Task to carry out: Review the material line by line. Identify and copy every line that contains the string "Bound".

Given records:
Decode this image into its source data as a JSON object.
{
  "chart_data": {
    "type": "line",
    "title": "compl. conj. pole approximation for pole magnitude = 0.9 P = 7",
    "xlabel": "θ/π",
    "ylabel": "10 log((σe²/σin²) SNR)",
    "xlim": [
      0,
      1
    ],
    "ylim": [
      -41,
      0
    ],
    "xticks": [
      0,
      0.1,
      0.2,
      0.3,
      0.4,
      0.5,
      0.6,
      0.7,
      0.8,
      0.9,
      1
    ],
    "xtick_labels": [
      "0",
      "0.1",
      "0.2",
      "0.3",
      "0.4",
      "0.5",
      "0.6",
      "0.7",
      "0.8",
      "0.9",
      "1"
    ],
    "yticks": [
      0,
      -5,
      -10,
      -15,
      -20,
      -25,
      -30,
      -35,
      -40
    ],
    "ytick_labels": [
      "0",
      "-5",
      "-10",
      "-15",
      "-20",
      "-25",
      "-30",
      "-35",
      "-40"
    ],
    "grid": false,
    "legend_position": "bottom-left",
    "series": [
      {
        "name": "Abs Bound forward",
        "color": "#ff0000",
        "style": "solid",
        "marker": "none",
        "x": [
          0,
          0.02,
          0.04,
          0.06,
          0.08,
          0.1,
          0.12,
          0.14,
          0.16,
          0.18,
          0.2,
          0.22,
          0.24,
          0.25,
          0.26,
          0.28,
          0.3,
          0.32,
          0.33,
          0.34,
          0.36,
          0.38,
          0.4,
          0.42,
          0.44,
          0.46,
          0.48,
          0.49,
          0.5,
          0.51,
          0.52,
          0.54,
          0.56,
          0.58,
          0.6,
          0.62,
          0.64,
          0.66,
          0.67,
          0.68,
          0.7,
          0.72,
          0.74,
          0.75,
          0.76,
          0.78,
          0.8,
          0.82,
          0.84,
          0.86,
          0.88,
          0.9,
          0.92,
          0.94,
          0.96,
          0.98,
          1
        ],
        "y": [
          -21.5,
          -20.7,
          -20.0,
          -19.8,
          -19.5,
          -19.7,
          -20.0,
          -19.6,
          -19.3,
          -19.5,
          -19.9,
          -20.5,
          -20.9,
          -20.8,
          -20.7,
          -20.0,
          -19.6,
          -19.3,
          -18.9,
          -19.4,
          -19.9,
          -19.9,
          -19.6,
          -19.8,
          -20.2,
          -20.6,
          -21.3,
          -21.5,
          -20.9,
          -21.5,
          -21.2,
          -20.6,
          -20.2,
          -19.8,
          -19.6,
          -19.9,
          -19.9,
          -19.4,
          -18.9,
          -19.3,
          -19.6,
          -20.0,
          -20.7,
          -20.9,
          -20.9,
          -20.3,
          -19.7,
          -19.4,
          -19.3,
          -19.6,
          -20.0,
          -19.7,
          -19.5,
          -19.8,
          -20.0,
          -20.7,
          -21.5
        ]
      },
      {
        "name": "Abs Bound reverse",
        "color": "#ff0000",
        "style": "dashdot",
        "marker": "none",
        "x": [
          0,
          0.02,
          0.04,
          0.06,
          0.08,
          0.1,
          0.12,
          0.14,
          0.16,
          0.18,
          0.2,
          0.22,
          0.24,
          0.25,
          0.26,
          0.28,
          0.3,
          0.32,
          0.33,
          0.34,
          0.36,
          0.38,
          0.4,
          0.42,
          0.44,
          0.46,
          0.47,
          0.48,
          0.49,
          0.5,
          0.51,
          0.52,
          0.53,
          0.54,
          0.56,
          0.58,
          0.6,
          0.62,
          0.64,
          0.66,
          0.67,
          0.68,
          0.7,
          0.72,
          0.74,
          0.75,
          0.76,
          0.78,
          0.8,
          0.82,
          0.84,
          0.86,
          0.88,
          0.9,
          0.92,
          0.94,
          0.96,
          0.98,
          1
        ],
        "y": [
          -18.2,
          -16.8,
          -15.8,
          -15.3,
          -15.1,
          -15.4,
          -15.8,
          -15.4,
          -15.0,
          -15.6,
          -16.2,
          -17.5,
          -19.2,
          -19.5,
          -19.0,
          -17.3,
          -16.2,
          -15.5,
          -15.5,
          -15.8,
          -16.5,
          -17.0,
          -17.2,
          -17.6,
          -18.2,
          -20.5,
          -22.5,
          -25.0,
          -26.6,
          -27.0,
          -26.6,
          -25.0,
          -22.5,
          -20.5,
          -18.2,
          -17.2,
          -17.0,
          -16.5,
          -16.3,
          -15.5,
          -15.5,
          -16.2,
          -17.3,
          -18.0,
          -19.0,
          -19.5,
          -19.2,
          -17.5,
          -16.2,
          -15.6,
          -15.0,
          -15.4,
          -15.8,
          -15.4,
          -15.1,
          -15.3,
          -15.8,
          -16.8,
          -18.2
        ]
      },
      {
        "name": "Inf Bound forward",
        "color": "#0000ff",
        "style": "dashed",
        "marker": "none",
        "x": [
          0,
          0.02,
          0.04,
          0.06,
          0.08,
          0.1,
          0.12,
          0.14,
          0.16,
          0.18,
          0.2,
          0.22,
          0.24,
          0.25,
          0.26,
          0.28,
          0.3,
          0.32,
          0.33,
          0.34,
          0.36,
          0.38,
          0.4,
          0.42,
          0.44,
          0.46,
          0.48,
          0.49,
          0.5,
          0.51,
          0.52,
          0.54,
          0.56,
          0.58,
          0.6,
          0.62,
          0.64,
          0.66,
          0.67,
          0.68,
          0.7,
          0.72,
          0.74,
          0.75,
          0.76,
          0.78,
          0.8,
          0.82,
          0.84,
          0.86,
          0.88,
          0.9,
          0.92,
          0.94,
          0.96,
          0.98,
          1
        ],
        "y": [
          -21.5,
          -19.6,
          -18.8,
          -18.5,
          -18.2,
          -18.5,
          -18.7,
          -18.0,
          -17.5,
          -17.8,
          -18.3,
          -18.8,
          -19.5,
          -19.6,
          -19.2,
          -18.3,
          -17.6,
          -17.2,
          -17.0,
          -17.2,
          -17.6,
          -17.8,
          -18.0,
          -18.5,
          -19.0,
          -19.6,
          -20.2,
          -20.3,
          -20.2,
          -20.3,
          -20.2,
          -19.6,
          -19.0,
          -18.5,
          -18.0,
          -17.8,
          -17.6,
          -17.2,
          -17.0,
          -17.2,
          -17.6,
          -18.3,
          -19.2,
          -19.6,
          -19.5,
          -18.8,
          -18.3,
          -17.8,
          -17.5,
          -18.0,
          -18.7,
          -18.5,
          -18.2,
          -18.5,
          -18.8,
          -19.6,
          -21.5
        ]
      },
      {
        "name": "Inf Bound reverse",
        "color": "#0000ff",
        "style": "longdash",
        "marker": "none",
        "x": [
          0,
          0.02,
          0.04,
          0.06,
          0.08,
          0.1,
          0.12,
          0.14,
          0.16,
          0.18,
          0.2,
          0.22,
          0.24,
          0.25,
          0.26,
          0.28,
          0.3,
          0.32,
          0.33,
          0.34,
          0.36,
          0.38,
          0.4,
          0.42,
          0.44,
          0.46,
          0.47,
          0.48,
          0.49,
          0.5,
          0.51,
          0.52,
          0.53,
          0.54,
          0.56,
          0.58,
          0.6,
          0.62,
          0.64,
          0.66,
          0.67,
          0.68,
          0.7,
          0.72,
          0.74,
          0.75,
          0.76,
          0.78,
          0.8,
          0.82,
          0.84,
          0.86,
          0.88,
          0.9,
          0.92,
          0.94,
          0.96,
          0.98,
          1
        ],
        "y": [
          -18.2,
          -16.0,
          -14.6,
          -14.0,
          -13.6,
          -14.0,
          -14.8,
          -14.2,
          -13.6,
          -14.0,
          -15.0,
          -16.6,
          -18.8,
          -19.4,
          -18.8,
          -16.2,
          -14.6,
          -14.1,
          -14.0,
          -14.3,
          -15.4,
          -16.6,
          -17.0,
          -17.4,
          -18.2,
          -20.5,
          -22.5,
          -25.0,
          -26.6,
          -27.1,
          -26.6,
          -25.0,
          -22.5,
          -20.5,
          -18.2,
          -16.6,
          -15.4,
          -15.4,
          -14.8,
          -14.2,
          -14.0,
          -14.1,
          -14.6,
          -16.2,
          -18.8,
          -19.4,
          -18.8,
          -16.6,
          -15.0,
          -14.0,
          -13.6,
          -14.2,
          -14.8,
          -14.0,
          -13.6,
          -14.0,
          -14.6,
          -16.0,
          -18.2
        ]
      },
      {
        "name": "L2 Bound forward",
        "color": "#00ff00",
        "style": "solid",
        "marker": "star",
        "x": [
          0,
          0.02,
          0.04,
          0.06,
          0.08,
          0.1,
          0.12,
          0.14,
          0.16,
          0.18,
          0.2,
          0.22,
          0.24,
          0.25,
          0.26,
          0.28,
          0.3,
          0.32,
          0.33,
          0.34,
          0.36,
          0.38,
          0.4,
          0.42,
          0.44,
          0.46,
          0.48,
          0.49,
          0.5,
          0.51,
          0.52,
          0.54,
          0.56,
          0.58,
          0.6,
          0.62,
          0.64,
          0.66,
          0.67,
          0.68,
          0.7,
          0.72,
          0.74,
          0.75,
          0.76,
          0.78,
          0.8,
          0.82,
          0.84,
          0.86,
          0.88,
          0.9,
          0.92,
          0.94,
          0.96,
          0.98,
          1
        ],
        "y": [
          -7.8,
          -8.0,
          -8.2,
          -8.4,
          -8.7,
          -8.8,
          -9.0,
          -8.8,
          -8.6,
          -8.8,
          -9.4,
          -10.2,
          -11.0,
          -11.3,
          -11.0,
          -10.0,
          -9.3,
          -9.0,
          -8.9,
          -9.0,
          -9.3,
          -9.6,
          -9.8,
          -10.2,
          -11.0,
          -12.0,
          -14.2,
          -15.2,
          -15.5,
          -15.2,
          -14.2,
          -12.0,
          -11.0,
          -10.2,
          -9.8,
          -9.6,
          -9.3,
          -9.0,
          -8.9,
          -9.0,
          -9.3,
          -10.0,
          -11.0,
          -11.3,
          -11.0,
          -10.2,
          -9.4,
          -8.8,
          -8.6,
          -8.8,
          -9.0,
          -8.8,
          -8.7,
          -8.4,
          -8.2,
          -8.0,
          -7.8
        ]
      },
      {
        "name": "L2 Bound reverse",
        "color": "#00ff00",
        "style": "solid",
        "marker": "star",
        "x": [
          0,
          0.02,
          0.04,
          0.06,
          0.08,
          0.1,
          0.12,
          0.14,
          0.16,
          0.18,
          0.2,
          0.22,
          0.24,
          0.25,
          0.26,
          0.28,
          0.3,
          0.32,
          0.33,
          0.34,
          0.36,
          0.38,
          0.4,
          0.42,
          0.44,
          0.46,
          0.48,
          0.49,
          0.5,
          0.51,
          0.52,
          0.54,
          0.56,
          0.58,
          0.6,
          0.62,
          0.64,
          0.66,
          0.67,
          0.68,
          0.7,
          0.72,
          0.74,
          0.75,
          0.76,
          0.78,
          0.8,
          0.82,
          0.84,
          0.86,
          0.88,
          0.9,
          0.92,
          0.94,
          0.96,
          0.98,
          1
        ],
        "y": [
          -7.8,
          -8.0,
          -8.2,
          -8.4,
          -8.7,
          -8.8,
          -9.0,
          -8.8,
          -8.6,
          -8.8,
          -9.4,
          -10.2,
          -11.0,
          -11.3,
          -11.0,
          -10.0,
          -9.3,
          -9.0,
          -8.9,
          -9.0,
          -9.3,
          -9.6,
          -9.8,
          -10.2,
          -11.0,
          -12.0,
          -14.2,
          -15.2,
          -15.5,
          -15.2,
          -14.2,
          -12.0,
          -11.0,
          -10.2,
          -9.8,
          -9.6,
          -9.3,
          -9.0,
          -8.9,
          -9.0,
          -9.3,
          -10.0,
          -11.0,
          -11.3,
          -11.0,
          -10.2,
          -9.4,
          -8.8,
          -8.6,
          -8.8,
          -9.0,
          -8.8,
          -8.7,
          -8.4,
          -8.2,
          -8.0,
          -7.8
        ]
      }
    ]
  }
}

Exercise output:
        "name": "Abs Bound forward",
        "name": "Abs Bound reverse",
        "name": "Inf Bound forward",
        "name": "Inf Bound reverse",
        "name": "L2 Bound forward",
        "name": "L2 Bound reverse",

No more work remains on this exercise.